[Items from a figure collection]
--- START ---

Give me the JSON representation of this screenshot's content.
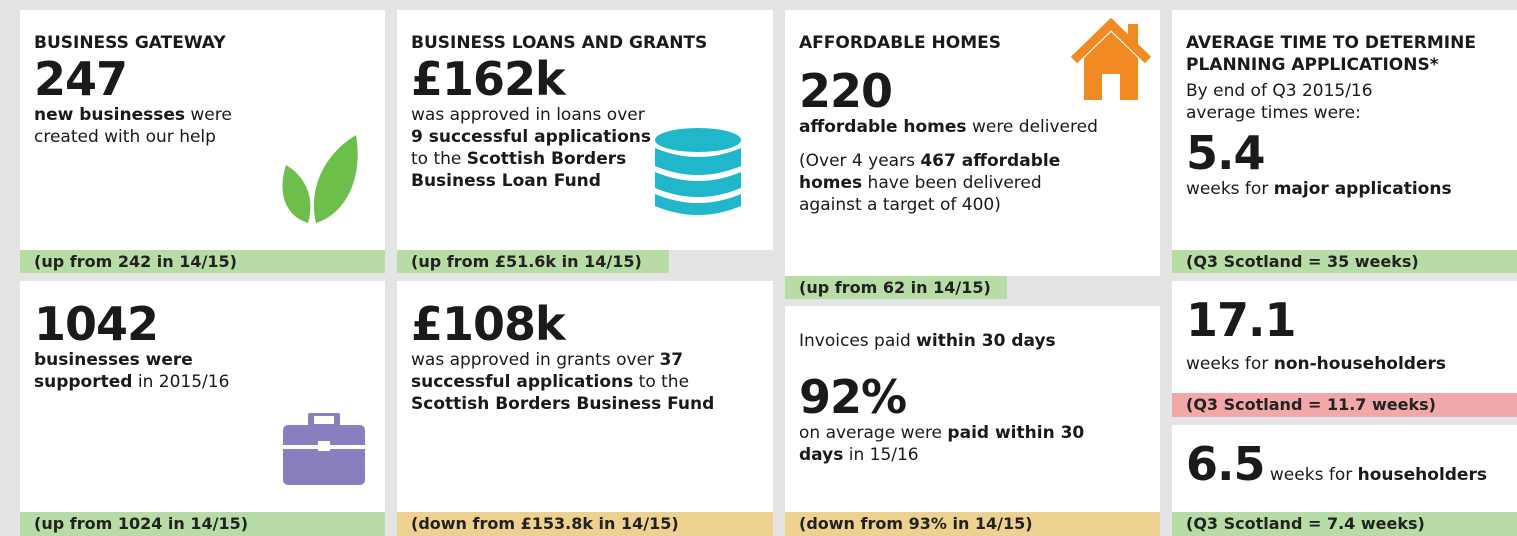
{
  "panels": [
    {
      "title": "BUSINESS GATEWAY",
      "figure": "247",
      "body": [
        "new businesses",
        " were created with our help"
      ],
      "footer": "(up from 242 in 14/15)"
    },
    {
      "figure": "1042",
      "body": [
        "businesses were supported",
        " in 2015/16"
      ],
      "footer": "(up from 1024 in 14/15)"
    },
    {
      "title": "BUSINESS LOANS AND GRANTS",
      "figure": "£162k",
      "body": [
        "was approved in loans over ",
        "9 successful applications",
        " to the ",
        "Scottish Borders Business Loan Fund"
      ],
      "footer": "(up from £51.6k in 14/15)"
    },
    {
      "figure": "£108k",
      "body": [
        "was approved in grants over ",
        "37 successful applications",
        " to the ",
        "Scottish Borders Business Fund"
      ],
      "footer": "(down from £153.8k in 14/15)"
    },
    {
      "title": "AFFORDABLE HOMES",
      "figure": "220",
      "body": [
        "affordable homes",
        " were delivered"
      ],
      "note": [
        "(Over 4 years ",
        "467 affordable homes",
        " have been delivered against a target of 400)"
      ],
      "footer": "(up from 62 in 14/15)"
    },
    {
      "intro": [
        "Invoices paid ",
        "within 30 days"
      ],
      "figure": "92%",
      "body": [
        "on average were ",
        "paid within 30 days",
        " in 15/16"
      ],
      "footer": "(down from 93% in 14/15)"
    }
  ],
  "planning": {
    "title": "AVERAGE TIME TO DETERMINE PLANNING APPLICATIONS*",
    "intro": "By end of Q3 2015/16 average times were:",
    "items": [
      {
        "figure": "5.4",
        "body": [
          "weeks for ",
          "major applications"
        ],
        "footer": "(Q3 Scotland = 35 weeks)"
      },
      {
        "figure": "17.1",
        "body": [
          "weeks for ",
          "non-householders"
        ],
        "footer": "(Q3 Scotland = 11.7 weeks)"
      },
      {
        "figure": "6.5",
        "body": [
          " weeks for ",
          "householders"
        ],
        "footer": "(Q3 Scotland = 7.4 weeks)"
      }
    ]
  }
}
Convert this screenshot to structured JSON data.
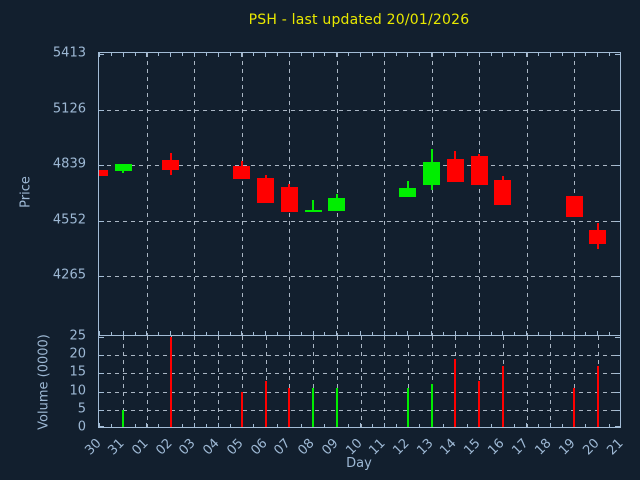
{
  "title": "PSH - last updated 20/01/2026",
  "colors": {
    "background": "#121f2e",
    "frame": "#a3bcd6",
    "grid": "#aab6c4",
    "title_text": "#e8e800",
    "axis_text": "#9db8d4",
    "up": "#00ee00",
    "down": "#ff0000"
  },
  "price_axis": {
    "label": "Price",
    "ticks": [
      5413,
      5126,
      4839,
      4552,
      4265
    ],
    "min": 3956,
    "max": 5413
  },
  "volume_axis": {
    "label": "Volume (0000)",
    "ticks": [
      25,
      20,
      15,
      10,
      5,
      0
    ],
    "min": 0,
    "max": 25
  },
  "x_axis": {
    "label": "Day",
    "days": [
      "30",
      "31",
      "01",
      "02",
      "03",
      "04",
      "05",
      "06",
      "07",
      "08",
      "09",
      "10",
      "11",
      "12",
      "13",
      "14",
      "15",
      "16",
      "17",
      "18",
      "19",
      "20",
      "21"
    ]
  },
  "chart_data": {
    "type": "candlestick",
    "title": "PSH - last updated 20/01/2026",
    "xlabel": "Day",
    "ylabel": "Price",
    "y2label": "Volume (0000)",
    "price_range": [
      3956,
      5413
    ],
    "volume_range": [
      0,
      25
    ],
    "grid": "on",
    "candles": [
      {
        "day": "30",
        "open": 4814,
        "high": 4814,
        "low": 4781,
        "close": 4781,
        "dir": "down"
      },
      {
        "day": "31",
        "open": 4808,
        "high": 4844,
        "low": 4797,
        "close": 4844,
        "dir": "up"
      },
      {
        "day": "02",
        "open": 4863,
        "high": 4900,
        "low": 4790,
        "close": 4816,
        "dir": "down"
      },
      {
        "day": "05",
        "open": 4836,
        "high": 4858,
        "low": 4766,
        "close": 4766,
        "dir": "down"
      },
      {
        "day": "06",
        "open": 4773,
        "high": 4790,
        "low": 4644,
        "close": 4644,
        "dir": "down"
      },
      {
        "day": "07",
        "open": 4727,
        "high": 4742,
        "low": 4595,
        "close": 4595,
        "dir": "down"
      },
      {
        "day": "08",
        "open": 4600,
        "high": 4659,
        "low": 4600,
        "close": 4607,
        "dir": "up"
      },
      {
        "day": "09",
        "open": 4603,
        "high": 4689,
        "low": 4603,
        "close": 4671,
        "dir": "up"
      },
      {
        "day": "12",
        "open": 4675,
        "high": 4759,
        "low": 4675,
        "close": 4722,
        "dir": "up"
      },
      {
        "day": "13",
        "open": 4734,
        "high": 4920,
        "low": 4709,
        "close": 4853,
        "dir": "up"
      },
      {
        "day": "14",
        "open": 4870,
        "high": 4912,
        "low": 4753,
        "close": 4753,
        "dir": "down"
      },
      {
        "day": "15",
        "open": 4885,
        "high": 4895,
        "low": 4737,
        "close": 4737,
        "dir": "down"
      },
      {
        "day": "16",
        "open": 4760,
        "high": 4785,
        "low": 4632,
        "close": 4632,
        "dir": "down"
      },
      {
        "day": "19",
        "open": 4678,
        "high": 4678,
        "low": 4569,
        "close": 4569,
        "dir": "down"
      },
      {
        "day": "20",
        "open": 4502,
        "high": 4541,
        "low": 4405,
        "close": 4429,
        "dir": "down"
      }
    ],
    "volume": [
      {
        "day": "31",
        "value": 5,
        "dir": "up"
      },
      {
        "day": "02",
        "value": 25,
        "dir": "down"
      },
      {
        "day": "05",
        "value": 10,
        "dir": "down"
      },
      {
        "day": "06",
        "value": 13,
        "dir": "down"
      },
      {
        "day": "07",
        "value": 11,
        "dir": "down"
      },
      {
        "day": "08",
        "value": 11,
        "dir": "up"
      },
      {
        "day": "09",
        "value": 11,
        "dir": "up"
      },
      {
        "day": "12",
        "value": 11,
        "dir": "up"
      },
      {
        "day": "13",
        "value": 12,
        "dir": "up"
      },
      {
        "day": "14",
        "value": 19,
        "dir": "down"
      },
      {
        "day": "15",
        "value": 13,
        "dir": "down"
      },
      {
        "day": "16",
        "value": 17,
        "dir": "down"
      },
      {
        "day": "19",
        "value": 11,
        "dir": "down"
      },
      {
        "day": "20",
        "value": 17,
        "dir": "down"
      }
    ]
  }
}
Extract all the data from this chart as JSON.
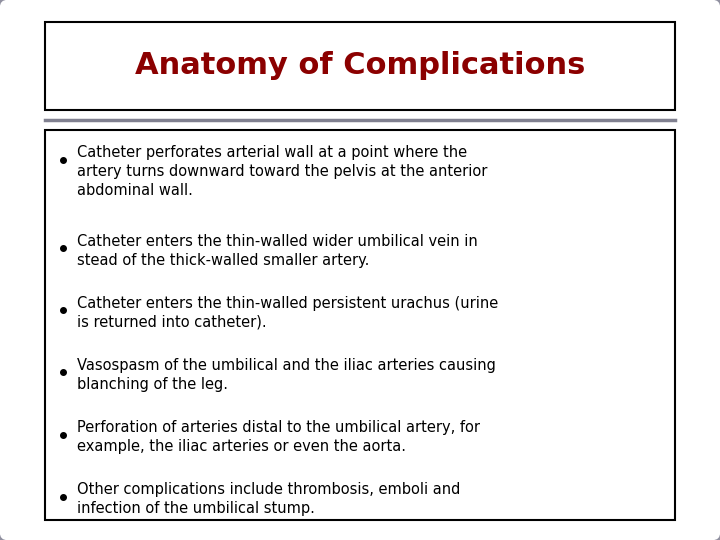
{
  "title": "Anatomy of Complications",
  "title_color": "#8B0000",
  "title_fontsize": 22,
  "bg_color": "#FFFFFF",
  "outer_border_color": "#9090A0",
  "inner_border_color": "#000000",
  "separator_color": "#808090",
  "bullet_points": [
    "Catheter perforates arterial wall at a point where the\nartery turns downward toward the pelvis at the anterior\nabdominal wall.",
    "Catheter enters the thin-walled wider umbilical vein in\nstead of the thick-walled smaller artery.",
    "Catheter enters the thin-walled persistent urachus (urine\nis returned into catheter).",
    "Vasospasm of the umbilical and the iliac arteries causing\nblanching of the leg.",
    "Perforation of arteries distal to the umbilical artery, for\nexample, the iliac arteries or even the aorta.",
    "Other complications include thrombosis, emboli and\ninfection of the umbilical stump."
  ],
  "bullet_fontsize": 10.5,
  "bullet_color": "#000000",
  "figsize": [
    7.2,
    5.4
  ],
  "dpi": 100
}
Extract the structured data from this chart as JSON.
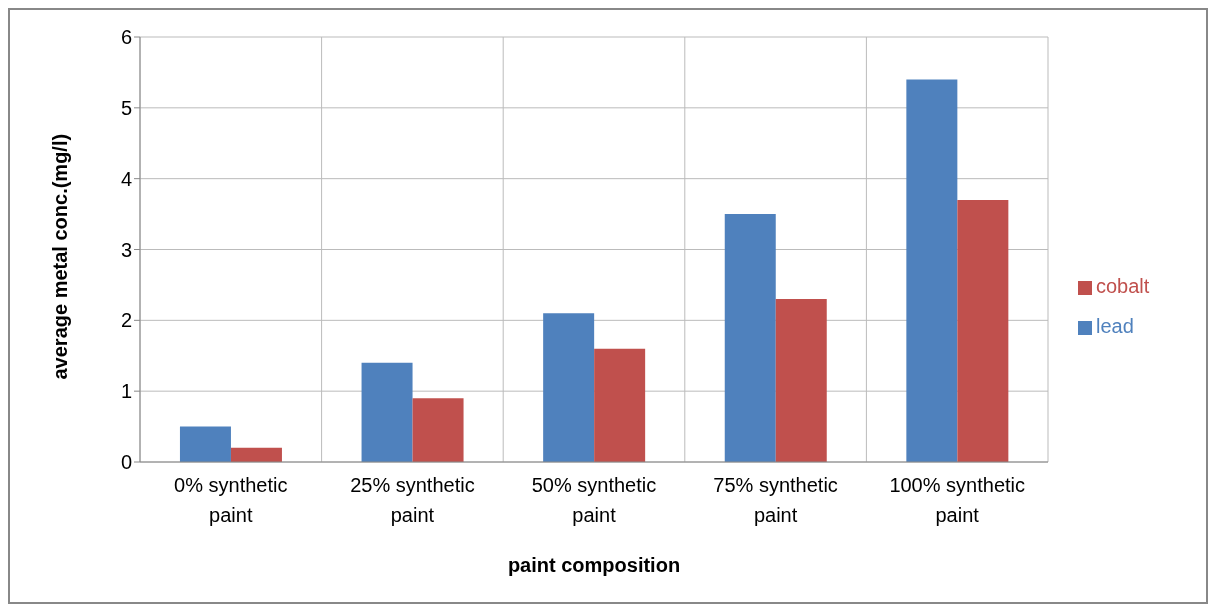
{
  "chart_data": {
    "type": "bar",
    "xlabel": "paint composition",
    "ylabel": "average metal conc.(mg/l)",
    "categories": [
      "0% synthetic paint",
      "25% synthetic paint",
      "50% synthetic paint",
      "75% synthetic paint",
      "100% synthetic paint"
    ],
    "series": [
      {
        "name": "lead",
        "color": "#4f81bd",
        "values": [
          0.5,
          1.4,
          2.1,
          3.5,
          5.4
        ]
      },
      {
        "name": "cobalt",
        "color": "#c0504d",
        "values": [
          0.2,
          0.9,
          1.6,
          2.3,
          3.7
        ]
      }
    ],
    "ylim": [
      0,
      6
    ],
    "yticks": [
      0,
      1,
      2,
      3,
      4,
      5,
      6
    ],
    "grid": true,
    "legend": "right"
  }
}
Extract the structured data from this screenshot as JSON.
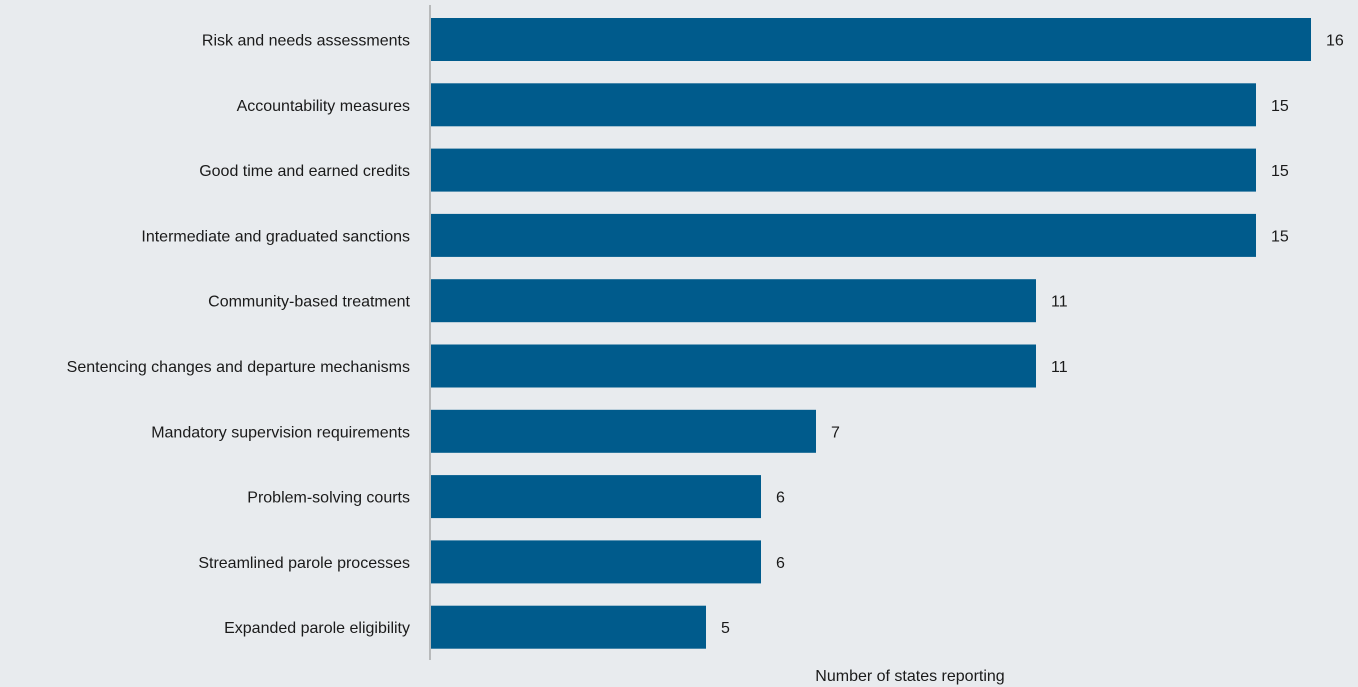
{
  "chart_data": {
    "type": "bar",
    "orientation": "horizontal",
    "categories": [
      "Risk and needs assessments",
      "Accountability measures",
      "Good time and earned credits",
      "Intermediate and graduated sanctions",
      "Community-based treatment",
      "Sentencing changes and departure mechanisms",
      "Mandatory supervision requirements",
      "Problem-solving courts",
      "Streamlined parole processes",
      "Expanded parole eligibility"
    ],
    "values": [
      16,
      15,
      15,
      15,
      11,
      11,
      7,
      6,
      6,
      5
    ],
    "title": "",
    "xlabel": "Number of states reporting",
    "ylabel": "",
    "xlim": [
      0,
      16
    ],
    "grid": false,
    "legend": "none",
    "data_labels": true,
    "colors": {
      "bar": "#005b8c",
      "background": "#e8ebee",
      "axis": "#888888",
      "text": "#1a1a1a"
    }
  }
}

--- END ---

**Goal:**
Pull out each line holding the string "last".

**Expected answer:**
  "title": "PSH - last updated 20/01/2026",
    "title": "PSH - last updated 20/01/2026",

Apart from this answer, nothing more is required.